TESTO DI RIFERIMENTO:

Per avere una idea della portata rivoluzionaria e socialista della RSI, alla quale partecipò non a caso Nicola Bombacci, già comunista, basti pensare che vennero socializzate le Imprese, facendo entrare il lavoro nella gestione delle Aziende e nella ripartizione degli utili, riformato il mercato immobiliare, con il fine di dare le case al popolo, quello dei settori alimentari e del vestiario, nei generi di prima necessità, al fine di sottrarli alle speculazioni del privato, venne commissariata la Banca d'Italia, si studiò una riforma del mercato borsistico, ed altro ancora.
Il 15 marzo 1945 in piazza De Ferrari a Genova, davanti a trentamila lavoratori, Nicola Bombacci illustrava la edificazione di una società socialista da parte di Mussolini, disse:
«Compagni! Guardatemi in faccia, compagni! Voi ora vi chiederete se io sia lo stesso agitatore socialista, il fondatore del Partito comunista, l'amico di Lenin che sono stato un tempo. Sissignori, sono sempre lo stesso! Io non ho mai rinnegato gli ideali per i quali ho lottato e per i quali lotterò sempre…»

COMPITI DA SVOLGERE:
1: Duplica il passo del testo sulla RSI che va da "Per avere una" fino a "ed altro ancora." compreso.
2: Riprendi il testo sulla RSI e proseguilo a partire dalla sua ultima frase.

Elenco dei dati
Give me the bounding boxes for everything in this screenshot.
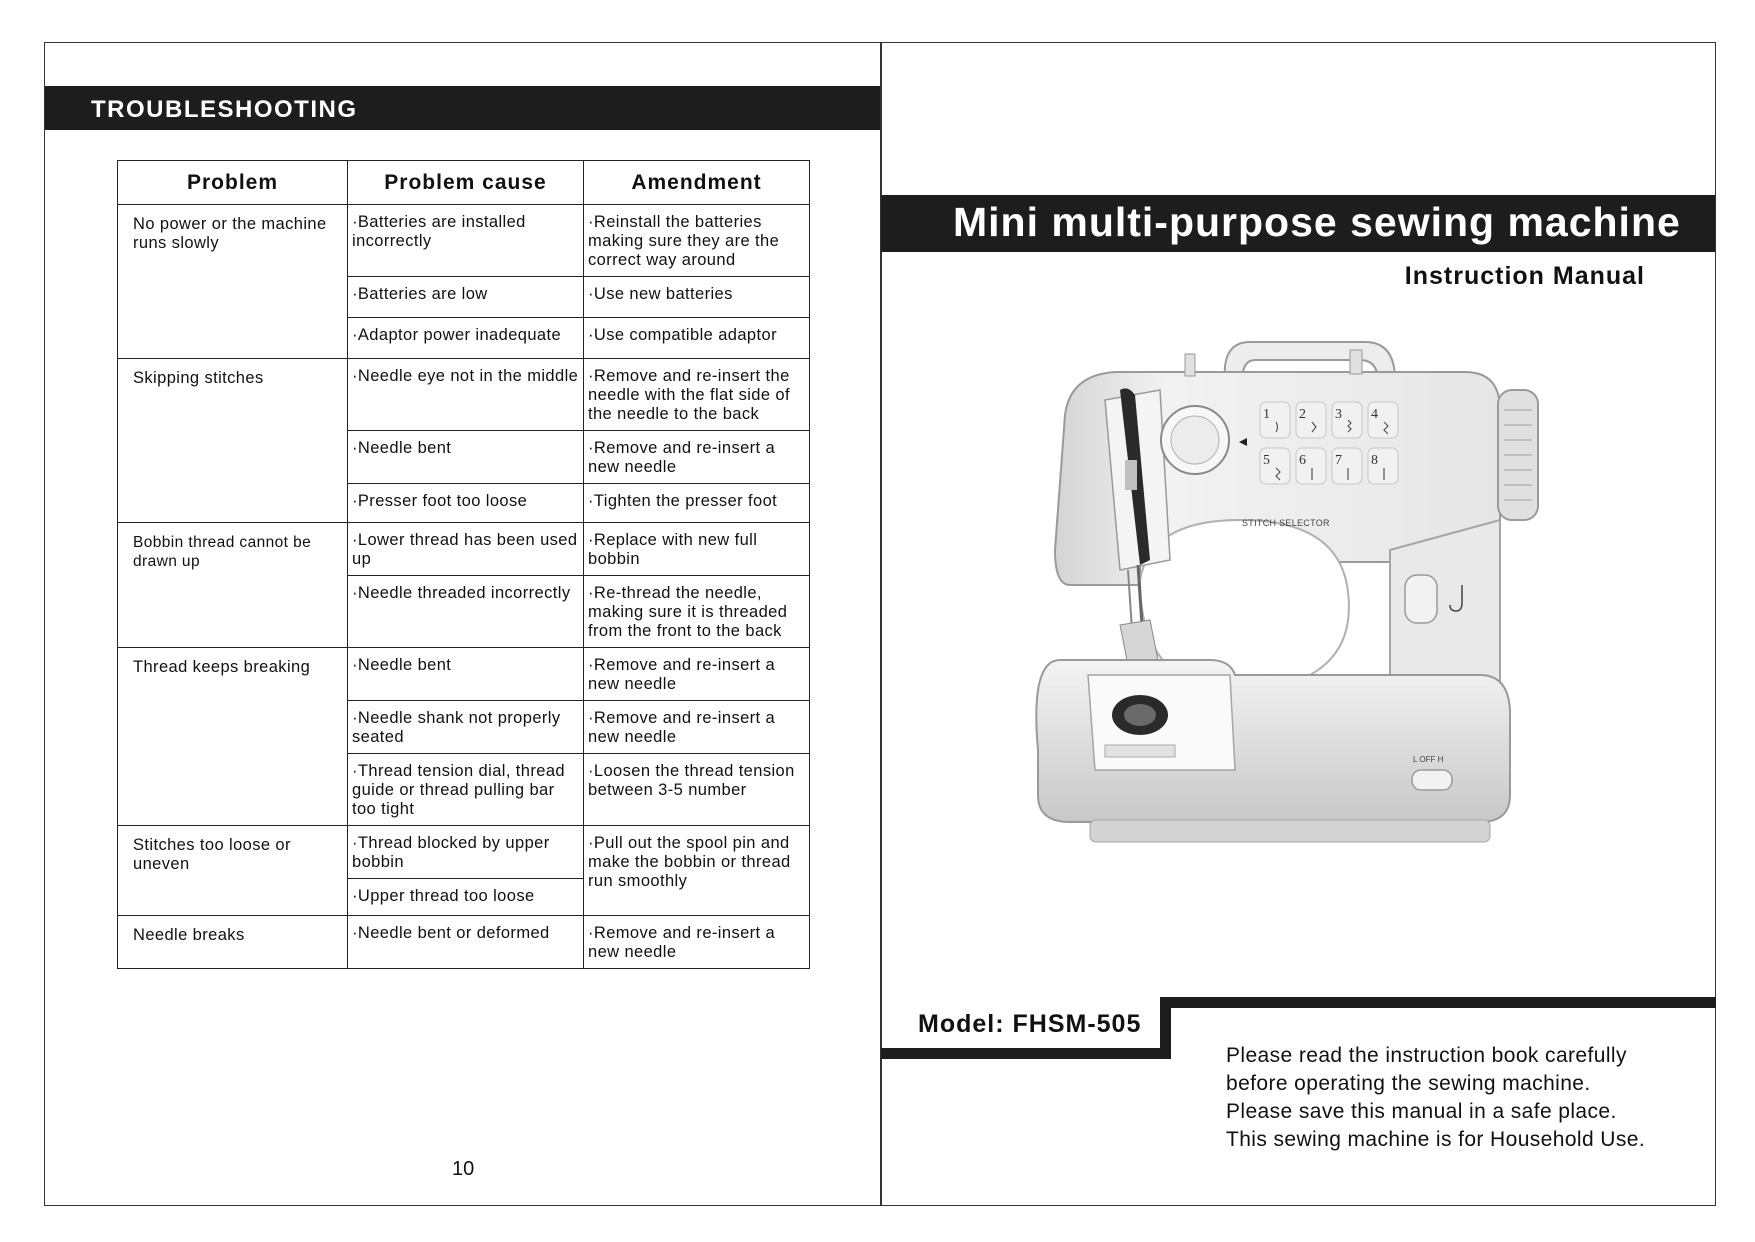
amendment-cell: ·Loosen the thread tension between 3-5 number [584, 754, 810, 826]
stitch-number: 4 [1371, 407, 1378, 422]
troubleshooting-header [45, 86, 880, 130]
cause-cell: ·Needle bent [348, 431, 584, 484]
table-row [118, 826, 810, 879]
page-number: 10 [452, 1158, 475, 1180]
manual-title: Mini multi-purpose sewing machine [953, 199, 1681, 245]
note-line: before operating the sewing machine. [1226, 1072, 1591, 1095]
table-row [118, 916, 810, 969]
column-header-cause: Problem cause [348, 161, 584, 205]
model-bar-bottom [881, 1048, 1171, 1059]
amendment-cell: ·Reinstall the batteries making sure they are the correct way around [584, 205, 810, 277]
note-line: Please read the instruction book carefully [1226, 1044, 1627, 1067]
cause-cell: ·Batteries are installed incorrectly [348, 205, 584, 277]
power-switch-label: L OFF H [1413, 755, 1444, 764]
model-bar-top [1160, 997, 1716, 1008]
amendment-cell: ·Use new batteries [584, 277, 810, 318]
amendment-cell: ·Remove and re-insert a new needle [584, 916, 810, 969]
table-header-row [118, 161, 810, 205]
problem-cell: Bobbin thread cannot be drawn up [118, 523, 348, 648]
table-row [118, 359, 810, 431]
amendment-cell: ·Replace with new full bobbin [584, 523, 810, 576]
column-header-problem: Problem [118, 161, 348, 205]
stitch-selector-label: STITCH SELECTOR [1242, 518, 1330, 528]
problem-cell: Thread keeps breaking [118, 648, 348, 826]
note-line: Please save this manual in a safe place. [1226, 1100, 1617, 1123]
troubleshooting-table [117, 160, 810, 969]
stitch-number: 7 [1335, 453, 1342, 468]
manual-subtitle: Instruction Manual [1404, 262, 1645, 290]
note-line: This sewing machine is for Household Use. [1226, 1128, 1646, 1151]
stitch-number: 2 [1299, 407, 1306, 422]
cause-cell: ·Batteries are low [348, 277, 584, 318]
amendment-cell: ·Use compatible adaptor [584, 318, 810, 359]
stitch-number: 1 [1263, 407, 1270, 422]
cause-cell: ·Presser foot too loose [348, 484, 584, 523]
cause-cell: ·Thread tension dial, thread guide or thread pulling bar too tight [348, 754, 584, 826]
cause-cell: ·Upper thread too loose [348, 879, 584, 916]
cause-cell: ·Lower thread has been used up [348, 523, 584, 576]
amendment-cell: ·Remove and re-insert the needle with the flat side of the needle to the back [584, 359, 810, 431]
amendment-cell: ·Pull out the spool pin and make the bobbin or thread run smoothly [584, 826, 810, 916]
cause-cell: ·Needle bent or deformed [348, 916, 584, 969]
amendment-cell: ·Tighten the presser foot [584, 484, 810, 523]
stitch-number: 3 [1335, 407, 1342, 422]
amendment-cell: ·Remove and re-insert a new needle [584, 648, 810, 701]
cause-cell: ·Adaptor power inadequate [348, 318, 584, 359]
problem-cell: Stitches too loose or uneven [118, 826, 348, 916]
cause-cell: ·Needle bent [348, 648, 584, 701]
model-number: Model: FHSM-505 [918, 1010, 1142, 1038]
table-row [118, 648, 810, 701]
problem-cell: Skipping stitches [118, 359, 348, 523]
stitch-number: 6 [1299, 453, 1306, 468]
table-row [118, 523, 810, 576]
problem-cell: No power or the machine runs slowly [118, 205, 348, 359]
cause-cell: ·Needle shank not properly seated [348, 701, 584, 754]
cause-cell: ·Thread blocked by upper bobbin [348, 826, 584, 879]
cause-cell: ·Needle threaded incorrectly [348, 576, 584, 648]
stitch-number: 5 [1263, 453, 1270, 468]
usage-notes [1226, 1042, 1645, 1154]
sewing-machine-illustration [1010, 330, 1580, 870]
problem-cell: Needle breaks [118, 916, 348, 969]
stitch-number: 8 [1371, 453, 1378, 468]
title-band [881, 195, 1715, 252]
amendment-cell: ·Re-thread the needle, making sure it is threaded from the front to the back [584, 576, 810, 648]
table-row [118, 205, 810, 277]
cause-cell: ·Needle eye not in the middle [348, 359, 584, 431]
amendment-cell: ·Remove and re-insert a new needle [584, 431, 810, 484]
section-title: TROUBLESHOOTING [91, 96, 358, 123]
amendment-cell: ·Remove and re-insert a new needle [584, 701, 810, 754]
column-header-amendment: Amendment [584, 161, 810, 205]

SOLUZIONI:
1:
Per avere una idea della portata rivoluzionaria e socialista della RSI, alla quale partecipò non a caso Nicola Bombacci, già comunista, basti pensare che vennero socializzate le Imprese, facendo entrare il lavoro nella gestione delle Aziende e nella ripartizione degli utili, riformato il mercato immobiliare, con il fine di dare le case al popolo, quello dei settori alimentari e del vestiario, nei generi di prima necessità, al fine di sottrarli alle speculazioni del privato, venne commissariata la Banca d'Italia, si studiò una riforma del mercato borsistico, ed altro ancora.

2:
Ed aggiunse: «Ero accanto a Lenin nei giorni radiosi della rivoluzionecredevo che il bolscevismo fosse all'avanguardia del trionfo operaio, ma poi mi sono accorto dell'inganno… Il socialismo non lo realizzerà Stalin, ma Mussolini che è socialista anche se per vent'anni è stato ostacolato dalla borghesia che poi lo ha tradito… ma ora Mussolini si è liberato di tutti i traditori e ha bisogno di voi lavoratori per creare il nuovo Stato proletario…».
Pragmatico e realista com'era Mussolini, perfettamente conscio che la guerra era perduta e che il fascismo sarebbe stato spazzato via dalla nazione, volle perseguire un ultimo tentativo disperato, nell'interesse del popolo italiano e conforme alla sua visione di fascista repubblicano e socialista: intendeva lasciare le audaci riforme socialiste e repubblicane della RSI ai socialisti e ai repubblicani, in modo che nel dopoguerra, quelle riforme, pur senza il fascismo, forse sarebbero rimaste in vigore salvandosi dalle imposizioni degli angloamericani e dalla ingordigia degli industriali.
Vediamo questa pagina di Storia poco conosciuta.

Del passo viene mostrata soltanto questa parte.